◆ OBJECTIVE ◆
Each line below is to be written out in full, exactly as shown.

Excerpts from a figure dataset:
━━━━━━━━━━━━━━━━━━━━━━━━━━━━━━

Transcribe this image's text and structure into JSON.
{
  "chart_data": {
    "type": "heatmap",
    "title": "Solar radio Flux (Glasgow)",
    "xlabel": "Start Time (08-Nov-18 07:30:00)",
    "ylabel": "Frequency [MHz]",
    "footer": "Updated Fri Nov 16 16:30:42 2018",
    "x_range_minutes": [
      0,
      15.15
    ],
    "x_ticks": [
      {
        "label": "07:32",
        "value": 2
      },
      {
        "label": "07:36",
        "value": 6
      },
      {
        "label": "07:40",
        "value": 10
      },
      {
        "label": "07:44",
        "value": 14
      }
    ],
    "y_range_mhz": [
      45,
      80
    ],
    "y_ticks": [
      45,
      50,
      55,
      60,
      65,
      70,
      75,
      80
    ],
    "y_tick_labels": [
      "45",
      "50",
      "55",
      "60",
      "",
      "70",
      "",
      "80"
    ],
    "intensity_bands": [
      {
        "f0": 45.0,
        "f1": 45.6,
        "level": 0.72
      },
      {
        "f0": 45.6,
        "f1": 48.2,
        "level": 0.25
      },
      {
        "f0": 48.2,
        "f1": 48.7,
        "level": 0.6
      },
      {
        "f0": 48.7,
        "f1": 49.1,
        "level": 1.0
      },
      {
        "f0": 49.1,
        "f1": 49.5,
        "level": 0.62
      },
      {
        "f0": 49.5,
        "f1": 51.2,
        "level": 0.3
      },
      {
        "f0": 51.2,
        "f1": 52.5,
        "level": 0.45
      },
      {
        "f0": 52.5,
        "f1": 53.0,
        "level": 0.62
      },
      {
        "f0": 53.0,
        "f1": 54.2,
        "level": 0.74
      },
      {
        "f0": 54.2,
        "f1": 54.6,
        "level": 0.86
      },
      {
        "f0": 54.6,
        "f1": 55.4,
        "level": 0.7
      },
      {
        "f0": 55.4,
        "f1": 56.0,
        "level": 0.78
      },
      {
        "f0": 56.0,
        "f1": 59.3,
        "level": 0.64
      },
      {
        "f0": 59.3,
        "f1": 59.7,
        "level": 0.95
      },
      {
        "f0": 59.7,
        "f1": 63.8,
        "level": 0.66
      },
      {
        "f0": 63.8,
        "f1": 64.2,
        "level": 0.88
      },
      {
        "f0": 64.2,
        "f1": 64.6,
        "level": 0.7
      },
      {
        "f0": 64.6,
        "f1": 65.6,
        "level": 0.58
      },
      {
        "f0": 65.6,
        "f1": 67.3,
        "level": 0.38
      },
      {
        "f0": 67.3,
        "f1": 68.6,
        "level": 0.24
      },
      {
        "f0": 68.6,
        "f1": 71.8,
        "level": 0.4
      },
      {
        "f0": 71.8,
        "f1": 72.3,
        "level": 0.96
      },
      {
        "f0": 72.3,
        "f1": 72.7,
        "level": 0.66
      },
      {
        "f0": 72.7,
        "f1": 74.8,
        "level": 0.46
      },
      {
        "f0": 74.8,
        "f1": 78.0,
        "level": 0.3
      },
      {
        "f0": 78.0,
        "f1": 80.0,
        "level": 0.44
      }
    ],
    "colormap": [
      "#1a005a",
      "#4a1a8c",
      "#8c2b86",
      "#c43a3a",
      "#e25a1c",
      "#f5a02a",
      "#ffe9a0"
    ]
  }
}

━━━━━━━━━━━━━━━━━━━━━━━━━━━━━━

◆ COMPLETED TASK ◆
Transcribe this image's text and structure into JSON.
{
  "chart_data": {
    "type": "heatmap",
    "title": "Solar radio Flux (Glasgow)",
    "xlabel": "Start Time (08-Nov-18 07:30:00)",
    "ylabel": "Frequency [MHz]",
    "footer": "Updated Fri Nov 16 16:30:42 2018",
    "x_range_minutes": [
      0,
      15.15
    ],
    "x_ticks": [
      {
        "label": "07:32",
        "value": 2
      },
      {
        "label": "07:36",
        "value": 6
      },
      {
        "label": "07:40",
        "value": 10
      },
      {
        "label": "07:44",
        "value": 14
      }
    ],
    "y_range_mhz": [
      45,
      80
    ],
    "y_ticks": [
      45,
      50,
      55,
      60,
      65,
      70,
      75,
      80
    ],
    "y_tick_labels": [
      "45",
      "50",
      "55",
      "60",
      "",
      "70",
      "",
      "80"
    ],
    "intensity_bands": [
      {
        "f0": 45.0,
        "f1": 45.6,
        "level": 0.72
      },
      {
        "f0": 45.6,
        "f1": 48.2,
        "level": 0.25
      },
      {
        "f0": 48.2,
        "f1": 48.7,
        "level": 0.6
      },
      {
        "f0": 48.7,
        "f1": 49.1,
        "level": 1.0
      },
      {
        "f0": 49.1,
        "f1": 49.5,
        "level": 0.62
      },
      {
        "f0": 49.5,
        "f1": 51.2,
        "level": 0.3
      },
      {
        "f0": 51.2,
        "f1": 52.5,
        "level": 0.45
      },
      {
        "f0": 52.5,
        "f1": 53.0,
        "level": 0.62
      },
      {
        "f0": 53.0,
        "f1": 54.2,
        "level": 0.74
      },
      {
        "f0": 54.2,
        "f1": 54.6,
        "level": 0.86
      },
      {
        "f0": 54.6,
        "f1": 55.4,
        "level": 0.7
      },
      {
        "f0": 55.4,
        "f1": 56.0,
        "level": 0.78
      },
      {
        "f0": 56.0,
        "f1": 59.3,
        "level": 0.64
      },
      {
        "f0": 59.3,
        "f1": 59.7,
        "level": 0.95
      },
      {
        "f0": 59.7,
        "f1": 63.8,
        "level": 0.66
      },
      {
        "f0": 63.8,
        "f1": 64.2,
        "level": 0.88
      },
      {
        "f0": 64.2,
        "f1": 64.6,
        "level": 0.7
      },
      {
        "f0": 64.6,
        "f1": 65.6,
        "level": 0.58
      },
      {
        "f0": 65.6,
        "f1": 67.3,
        "level": 0.38
      },
      {
        "f0": 67.3,
        "f1": 68.6,
        "level": 0.24
      },
      {
        "f0": 68.6,
        "f1": 71.8,
        "level": 0.4
      },
      {
        "f0": 71.8,
        "f1": 72.3,
        "level": 0.96
      },
      {
        "f0": 72.3,
        "f1": 72.7,
        "level": 0.66
      },
      {
        "f0": 72.7,
        "f1": 74.8,
        "level": 0.46
      },
      {
        "f0": 74.8,
        "f1": 78.0,
        "level": 0.3
      },
      {
        "f0": 78.0,
        "f1": 80.0,
        "level": 0.44
      }
    ],
    "colormap": [
      "#1a005a",
      "#4a1a8c",
      "#8c2b86",
      "#c43a3a",
      "#e25a1c",
      "#f5a02a",
      "#ffe9a0"
    ]
  }
}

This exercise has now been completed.